--- Excerpted text ---
* START *

What I learned as ‘just another Asian student’

After years of bearing the weirdly empowering label of “other,” Matt learned to embrace his unique upbringing.

Looking back on my rather white childhood in the suburbs of Chicago — that is, equestrian white — always brings about a longing for the comfort in my own skin that was never truly there. 

As one of the only non-white kids in elementary school, I was confronted with the ever-present, futile struggle to blend into a white background.

Every time a caricatured accent or squinty-eyed impression was thrown my way, I’d roll with the laughs to try to convince myself that these things were, indeed, funny. Must be funny if everyone else is laughing, I’d observe, chuckling along with the other kids with a heavy heart.

Photo: Submitted

Being labeled as “other” from a young age created an unconscious sort of disdain for my own culture. A feeling that my immigrant parents could never have imagined or hoped for their children when they first arrived in the United States seeking a better life.

I used to resent sitting in Chinese school on Sunday afternoons. Looking around at my peers who were doomed to the same fate, I’d think, I’ve got to get out of here. I saw myself — or rather, I wanted to see myself — as different from the other Asians. As Nirvana Yarger puts it, I saw myself as not better, exactly, but whiter. And that was better.

* END *

--- The tasks ---
1. List every place or setting mentioned in the essay.
2. Reproduce the passage of the essay starting at "As one of the" and ending at "a heavy heart.".
3. Condense the paragraph of the essay that begins "I used to resent sitting in Chinese school" into a shorter version that keeps its main facts.

--- Supplied material ---

* START *

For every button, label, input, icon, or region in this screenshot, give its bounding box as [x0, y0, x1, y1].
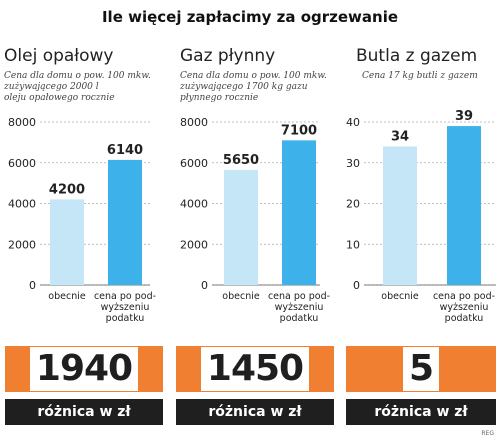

* END *

--- Results in order ---
1.
- The suburbs of Chicago
- Elementary school
- The United States
- Chinese school

2.
As one of the only non-white kids in elementary school, I was confronted with the ever-present, futile struggle to blend into a white background.

Every time a caricatured accent or squinty-eyed impression was thrown my way, I’d roll with the laughs to try to convince myself that these things were, indeed, funny. Must be funny if everyone else is laughing, I’d observe, chuckling along with the other kids with a heavy heart.

3. The writer once resented attending Chinese school on Sunday afternoons and longed to escape it. He wanted to see himself as different from the other Asians there. In Nirvana Yarger's words, he saw himself as not exactly better, but whiter, and that felt better.